------ Data supplied ------

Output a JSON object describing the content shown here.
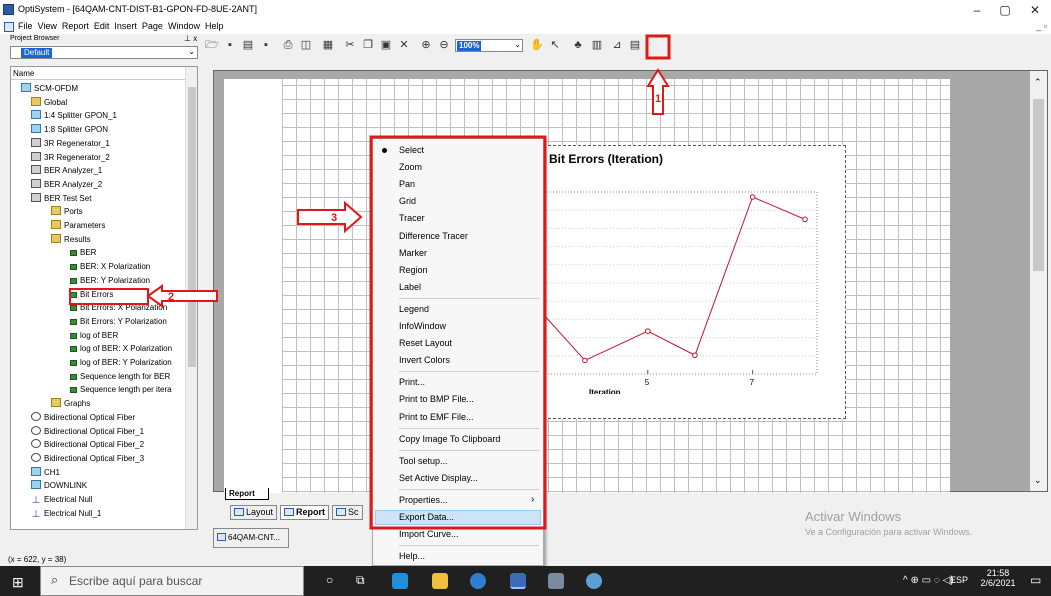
{
  "window": {
    "title": "OptiSystem - [64QAM-CNT-DIST-B1-GPON-FD-8UE-2ANT]",
    "controls": [
      "–",
      "▢",
      "✕"
    ]
  },
  "menubar": {
    "items": [
      "File",
      "View",
      "Report",
      "Edit",
      "Insert",
      "Page",
      "Window",
      "Help"
    ],
    "mdi_controls": "_ ▫"
  },
  "project_browser": {
    "label": "Project Browser",
    "close": "⊥ x",
    "layer": "Default",
    "column_header": "Name"
  },
  "tree": [
    {
      "label": "SCM-OFDM",
      "icon": "comp"
    },
    {
      "label": "Global",
      "icon": "folder"
    },
    {
      "label": "1:4 Splitter GPON_1",
      "icon": "comp"
    },
    {
      "label": "1:8 Splitter GPON",
      "icon": "comp"
    },
    {
      "label": "3R Regenerator_1",
      "icon": "dev"
    },
    {
      "label": "3R Regenerator_2",
      "icon": "dev"
    },
    {
      "label": "BER Analyzer_1",
      "icon": "dev"
    },
    {
      "label": "BER Analyzer_2",
      "icon": "dev"
    },
    {
      "label": "BER Test Set",
      "icon": "dev"
    },
    {
      "label": "Ports",
      "icon": "folder"
    },
    {
      "label": "Parameters",
      "icon": "folder"
    },
    {
      "label": "Results",
      "icon": "folder"
    },
    {
      "label": "BER",
      "icon": "res"
    },
    {
      "label": "BER: X Polarization",
      "icon": "res"
    },
    {
      "label": "BER: Y Polarization",
      "icon": "res"
    },
    {
      "label": "Bit Errors",
      "icon": "res"
    },
    {
      "label": "Bit Errors: X Polarization",
      "icon": "res"
    },
    {
      "label": "Bit Errors: Y Polarization",
      "icon": "res"
    },
    {
      "label": "log of BER",
      "icon": "res"
    },
    {
      "label": "log of BER: X Polarization",
      "icon": "res"
    },
    {
      "label": "log of BER: Y Polarization",
      "icon": "res"
    },
    {
      "label": "Sequence length for BER",
      "icon": "res"
    },
    {
      "label": "Sequence length per itera",
      "icon": "res"
    },
    {
      "label": "Graphs",
      "icon": "folder"
    },
    {
      "label": "Bidirectional Optical Fiber",
      "icon": "fiber"
    },
    {
      "label": "Bidirectional Optical Fiber_1",
      "icon": "fiber"
    },
    {
      "label": "Bidirectional Optical Fiber_2",
      "icon": "fiber"
    },
    {
      "label": "Bidirectional Optical Fiber_3",
      "icon": "fiber"
    },
    {
      "label": "CH1",
      "icon": "comp"
    },
    {
      "label": "DOWNLINK",
      "icon": "comp"
    },
    {
      "label": "Electrical Null",
      "icon": "null"
    },
    {
      "label": "Electrical Null_1",
      "icon": "null"
    }
  ],
  "toolbar": {
    "zoom": "100%"
  },
  "status_bar": "(x = 622, y = 38)",
  "chart": {
    "title": "Bit Errors (Iteration)",
    "xlabel": "Iteration",
    "tick_labels": [
      "5",
      "7"
    ]
  },
  "chart_data": {
    "type": "line",
    "title": "Bit Errors (Iteration)",
    "xlabel": "Iteration",
    "ylabel": "",
    "x_ticks": [
      5,
      7
    ],
    "series": [
      {
        "x": [
          3,
          3.8,
          5,
          5.9,
          7,
          8
        ],
        "values": [
          0.32,
          0.05,
          0.22,
          0.08,
          1.0,
          0.87
        ]
      }
    ],
    "grid": true,
    "line_color": "#c8102e"
  },
  "context_menu": {
    "groups": [
      [
        "Select",
        "Zoom",
        "Pan",
        "Grid",
        "Tracer",
        "Difference Tracer",
        "Marker",
        "Region",
        "Label"
      ],
      [
        "Legend",
        "InfoWindow",
        "Reset Layout",
        "Invert Colors"
      ],
      [
        "Print...",
        "Print to BMP File...",
        "Print to EMF File..."
      ],
      [
        "Copy Image To Clipboard"
      ],
      [
        "Tool setup...",
        "Set Active Display..."
      ],
      [
        "Properties...",
        "Export Data...",
        "Import Curve..."
      ],
      [
        "Help..."
      ]
    ],
    "checked": "Select",
    "highlighted": "Export Data...",
    "submenu_arrow": "›"
  },
  "tabs": {
    "report_tab": "Report",
    "view_tabs": [
      "Layout",
      "Report",
      "Sc"
    ],
    "doc_tab": "64QAM-CNT..."
  },
  "annotations": {
    "labels": [
      "1",
      "2",
      "3"
    ],
    "color": "#e01818"
  },
  "watermark": {
    "title": "Activar Windows",
    "subtitle": "Ve a Configuración para activar Windows."
  },
  "taskbar": {
    "search_placeholder": "Escribe aquí para buscar",
    "tray_lang": "ESP",
    "time": "21:58",
    "date": "2/6/2021"
  }
}
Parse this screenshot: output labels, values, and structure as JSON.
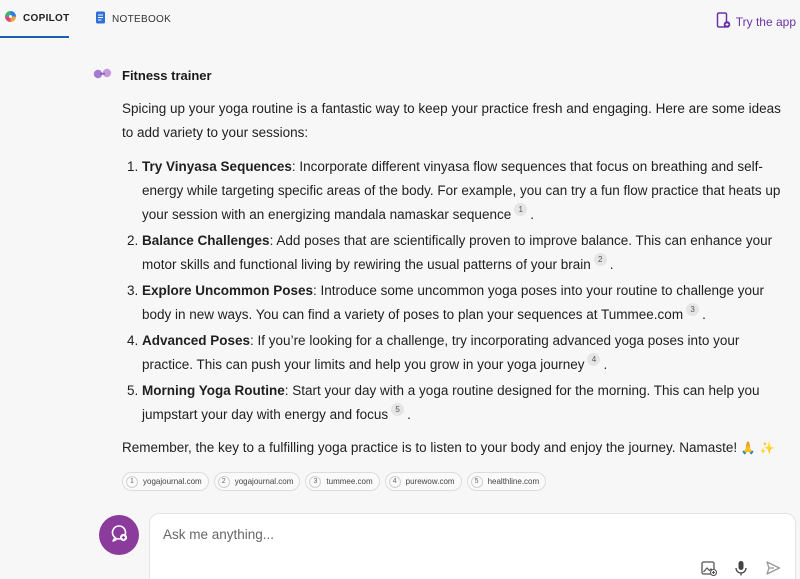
{
  "tabs": [
    {
      "label": "COPILOT",
      "icon": "copilot-logo-icon",
      "active": true
    },
    {
      "label": "NOTEBOOK",
      "icon": "notebook-icon",
      "active": false
    }
  ],
  "try_app": {
    "label": "Try the app",
    "icon": "phone-app-icon"
  },
  "persona": {
    "name": "Fitness trainer",
    "icon": "dumbbell-icon"
  },
  "response": {
    "intro": "Spicing up your yoga routine is a fantastic way to keep your practice fresh and engaging. Here are some ideas to add variety to your sessions:",
    "items": [
      {
        "title": "Try Vinyasa Sequences",
        "text": ": Incorporate different vinyasa flow sequences that focus on breathing and self-energy while targeting specific areas of the body. For example, you can try a fun flow practice that heats up your session with an energizing mandala namaskar sequence",
        "cite": "1",
        "end": "."
      },
      {
        "title": "Balance Challenges",
        "text": ": Add poses that are scientifically proven to improve balance. This can enhance your motor skills and functional living by rewiring the usual patterns of your brain",
        "cite": "2",
        "end": "."
      },
      {
        "title": "Explore Uncommon Poses",
        "text": ": Introduce some uncommon yoga poses into your routine to challenge your body in new ways. You can find a variety of poses to plan your sequences at Tummee.com",
        "cite": "3",
        "end": "."
      },
      {
        "title": "Advanced Poses",
        "text": ": If you’re looking for a challenge, try incorporating advanced yoga poses into your practice. This can push your limits and help you grow in your yoga journey",
        "cite": "4",
        "end": "."
      },
      {
        "title": "Morning Yoga Routine",
        "text": ": Start your day with a yoga routine designed for the morning. This can help you jumpstart your day with energy and focus",
        "cite": "5",
        "end": "."
      }
    ],
    "outro": "Remember, the key to a fulfilling yoga practice is to listen to your body and enjoy the journey. Namaste!",
    "outro_emoji": "🙏 ✨"
  },
  "sources": [
    {
      "num": "1",
      "label": "yogajournal.com"
    },
    {
      "num": "2",
      "label": "yogajournal.com"
    },
    {
      "num": "3",
      "label": "tummee.com"
    },
    {
      "num": "4",
      "label": "purewow.com"
    },
    {
      "num": "5",
      "label": "healthline.com"
    }
  ],
  "input": {
    "placeholder": "Ask me anything...",
    "value": "",
    "icons": [
      "image-add-icon",
      "microphone-icon",
      "send-icon"
    ]
  },
  "new_topic_icon": "new-topic-icon",
  "colors": {
    "accent": "#1a5fb4",
    "brand_purple": "#6b33a8",
    "new_topic_bg": "#8a3b9b"
  }
}
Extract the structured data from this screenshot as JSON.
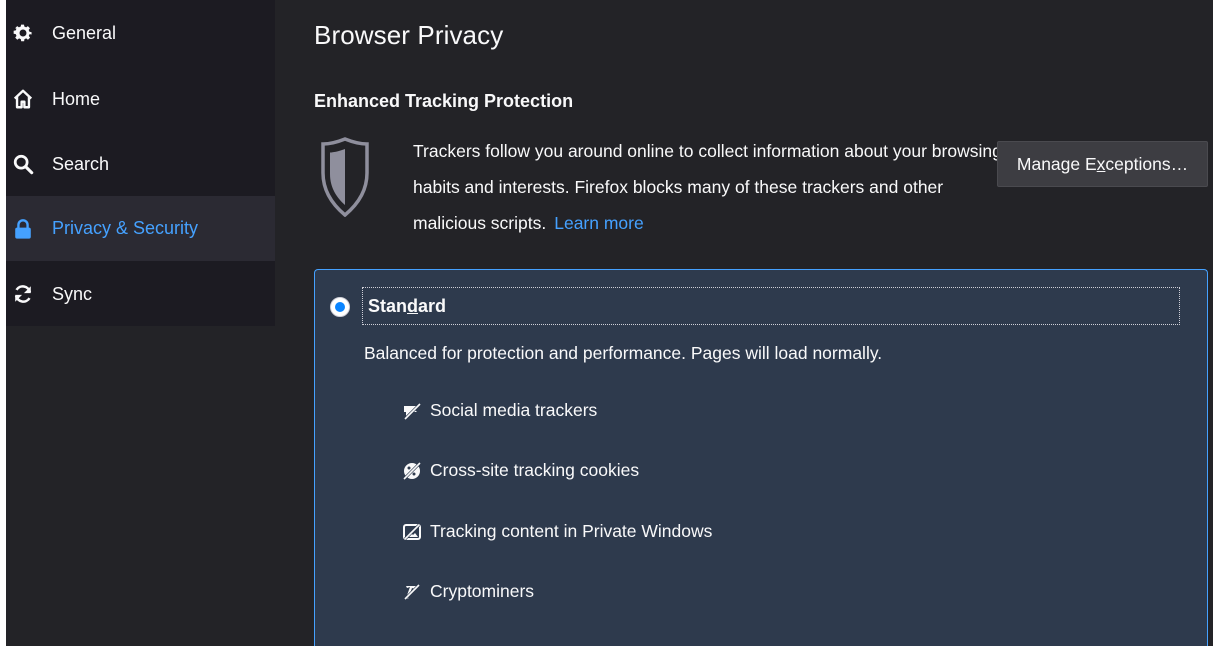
{
  "sidebar": {
    "items": [
      {
        "label": "General",
        "icon": "gear-icon"
      },
      {
        "label": "Home",
        "icon": "home-icon"
      },
      {
        "label": "Search",
        "icon": "search-icon"
      },
      {
        "label": "Privacy & Security",
        "icon": "lock-icon",
        "selected": true
      },
      {
        "label": "Sync",
        "icon": "sync-icon"
      }
    ]
  },
  "main": {
    "title": "Browser Privacy",
    "section_heading": "Enhanced Tracking Protection",
    "description": "Trackers follow you around online to collect information about your browsing habits and interests. Firefox blocks many of these trackers and other malicious scripts.",
    "learn_more": "Learn more",
    "manage_button": {
      "prefix": "Manage E",
      "access_key": "x",
      "suffix": "ceptions…"
    },
    "standard": {
      "label_prefix": "Stan",
      "label_access_key": "d",
      "label_suffix": "ard",
      "selected": true,
      "description": "Balanced for protection and performance. Pages will load normally.",
      "trackers": [
        {
          "label": "Social media trackers",
          "icon": "social-tracker-icon"
        },
        {
          "label": "Cross-site tracking cookies",
          "icon": "cookie-icon"
        },
        {
          "label": "Tracking content in Private Windows",
          "icon": "tracking-content-icon"
        },
        {
          "label": "Cryptominers",
          "icon": "cryptominer-icon"
        }
      ]
    }
  },
  "colors": {
    "background": "#232327",
    "accent": "#45a1ff",
    "card": "#2e3a4d",
    "button": "#3d3d42"
  }
}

------

__Goal__:
Find all the lines containing "into" in the material, then copy them.

__Final result__:
        "text": ": Introduce some uncommon yoga poses into your routine to challenge your body in new ways. You can find a variety of poses to plan your sequences at Tummee.com",
        "text": ": If you’re looking for a challenge, try incorporating advanced yoga poses into your practice. This can push your limits and help you grow in your yoga journey",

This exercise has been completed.